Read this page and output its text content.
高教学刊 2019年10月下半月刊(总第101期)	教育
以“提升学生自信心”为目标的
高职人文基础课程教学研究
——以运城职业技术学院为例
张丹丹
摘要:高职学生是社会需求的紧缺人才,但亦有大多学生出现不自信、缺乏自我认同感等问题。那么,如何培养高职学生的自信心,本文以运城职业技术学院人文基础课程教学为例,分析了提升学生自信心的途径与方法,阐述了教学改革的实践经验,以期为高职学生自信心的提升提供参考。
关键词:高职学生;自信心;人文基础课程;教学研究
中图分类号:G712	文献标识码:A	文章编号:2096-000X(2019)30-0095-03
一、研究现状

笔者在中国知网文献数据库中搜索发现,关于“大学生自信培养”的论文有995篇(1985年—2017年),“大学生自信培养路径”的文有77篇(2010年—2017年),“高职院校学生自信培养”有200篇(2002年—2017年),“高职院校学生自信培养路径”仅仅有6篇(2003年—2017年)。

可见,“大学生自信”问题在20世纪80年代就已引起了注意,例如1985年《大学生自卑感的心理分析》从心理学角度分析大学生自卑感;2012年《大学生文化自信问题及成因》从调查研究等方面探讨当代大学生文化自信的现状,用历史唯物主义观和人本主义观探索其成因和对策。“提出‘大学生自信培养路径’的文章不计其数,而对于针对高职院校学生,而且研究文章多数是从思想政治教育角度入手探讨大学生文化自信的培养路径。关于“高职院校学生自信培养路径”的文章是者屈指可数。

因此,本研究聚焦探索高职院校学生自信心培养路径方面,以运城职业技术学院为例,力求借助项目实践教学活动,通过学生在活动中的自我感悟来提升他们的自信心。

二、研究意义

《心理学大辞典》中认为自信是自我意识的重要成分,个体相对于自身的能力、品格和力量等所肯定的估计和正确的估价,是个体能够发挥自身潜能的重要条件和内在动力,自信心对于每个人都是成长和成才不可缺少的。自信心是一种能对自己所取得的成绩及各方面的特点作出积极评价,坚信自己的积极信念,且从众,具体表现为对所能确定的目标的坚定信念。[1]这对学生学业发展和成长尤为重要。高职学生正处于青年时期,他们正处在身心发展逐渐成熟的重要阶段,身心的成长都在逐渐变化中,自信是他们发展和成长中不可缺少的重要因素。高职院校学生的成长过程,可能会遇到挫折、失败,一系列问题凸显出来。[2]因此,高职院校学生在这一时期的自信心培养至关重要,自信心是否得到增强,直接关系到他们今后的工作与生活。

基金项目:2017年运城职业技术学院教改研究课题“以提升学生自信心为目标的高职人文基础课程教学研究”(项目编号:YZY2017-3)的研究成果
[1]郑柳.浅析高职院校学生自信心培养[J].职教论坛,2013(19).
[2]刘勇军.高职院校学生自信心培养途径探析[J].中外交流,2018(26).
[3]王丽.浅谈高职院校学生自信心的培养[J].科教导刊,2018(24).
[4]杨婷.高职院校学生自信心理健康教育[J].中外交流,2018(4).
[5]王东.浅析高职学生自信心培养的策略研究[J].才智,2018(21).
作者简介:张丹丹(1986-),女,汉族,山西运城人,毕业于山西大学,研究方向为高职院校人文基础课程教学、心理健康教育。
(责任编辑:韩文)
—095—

[Aim of the task]
Output the records exactly, including every line.

[Worked answer]
Read this page and output its text content.
高教学刊 2019年10月下半月刊(总第101期)	教育
以“提升学生自信心”为目标的
高职人文基础课程教学研究
——以运城职业技术学院为例
张丹丹
摘要:高职学生是社会需求的紧缺人才,但亦有大多学生出现不自信、缺乏自我认同感等问题。那么,如何培养高职学生的自信心,本文以运城职业技术学院人文基础课程教学为例,分析了提升学生自信心的途径与方法,阐述了教学改革的实践经验,以期为高职学生自信心的提升提供参考。
关键词:高职学生;自信心;人文基础课程;教学研究
中图分类号:G712	文献标识码:A	文章编号:2096-000X(2019)30-0095-03
一、研究现状

笔者在中国知网文献数据库中搜索发现,关于“大学生自信培养”的论文有995篇(1985年—2017年),“大学生自信培养路径”的文有77篇(2010年—2017年),“高职院校学生自信培养”有200篇(2002年—2017年),“高职院校学生自信培养路径”仅仅有6篇(2003年—2017年)。

可见,“大学生自信”问题在20世纪80年代就已引起了注意,例如1985年《大学生自卑感的心理分析》从心理学角度分析大学生自卑感;2012年《大学生文化自信问题及成因》从调查研究等方面探讨当代大学生文化自信的现状,用历史唯物主义观和人本主义观探索其成因和对策。“提出‘大学生自信培养路径’的文章不计其数,而对于针对高职院校学生,而且研究文章多数是从思想政治教育角度入手探讨大学生文化自信的培养路径。关于“高职院校学生自信培养路径”的文章是者屈指可数。

因此,本研究聚焦探索高职院校学生自信心培养路径方面,以运城职业技术学院为例,力求借助项目实践教学活动,通过学生在活动中的自我感悟来提升他们的自信心。

二、研究意义

《心理学大辞典》中认为自信是自我意识的重要成分,个体相对于自身的能力、品格和力量等所肯定的估计和正确的估价,是个体能够发挥自身潜能的重要条件和内在动力,自信心对于每个人都是成长和成才不可缺少的。自信心是一种能对自己所取得的成绩及各方面的特点作出积极评价,坚信自己的积极信念,且从众,具体表现为对所能确定的目标的坚定信念。[1]这对学生学业发展和成长尤为重要。高职学生正处于青年时期,他们正处在身心发展逐渐成熟的重要阶段,身心的成长都在逐渐变化中,自信是他们发展和成长中不可缺少的重要因素。高职院校学生的成长过程,可能会遇到挫折、失败,一系列问题凸显出来。[2]因此,高职院校学生在这一时期的自信心培养至关重要,自信心是否得到增强,直接关系到他们今后的工作与生活。

基金项目:2017年运城职业技术学院教改研究课题“以提升学生自信心为目标的高职人文基础课程教学研究”(项目编号:YZY2017-3)的研究成果
[1]郑柳.浅析高职院校学生自信心培养[J].职教论坛,2013(19).
[2]刘勇军.高职院校学生自信心培养途径探析[J].中外交流,2018(26).
[3]王丽.浅谈高职院校学生自信心的培养[J].科教导刊,2018(24).
[4]杨婷.高职院校学生自信心理健康教育[J].中外交流,2018(4).
[5]王东.浅析高职学生自信心培养的策略研究[J].才智,2018(21).
作者简介:张丹丹(1986-),女,汉族,山西运城人,毕业于山西大学,研究方向为高职院校人文基础课程教学、心理健康教育。
(责任编辑:韩文)
—095—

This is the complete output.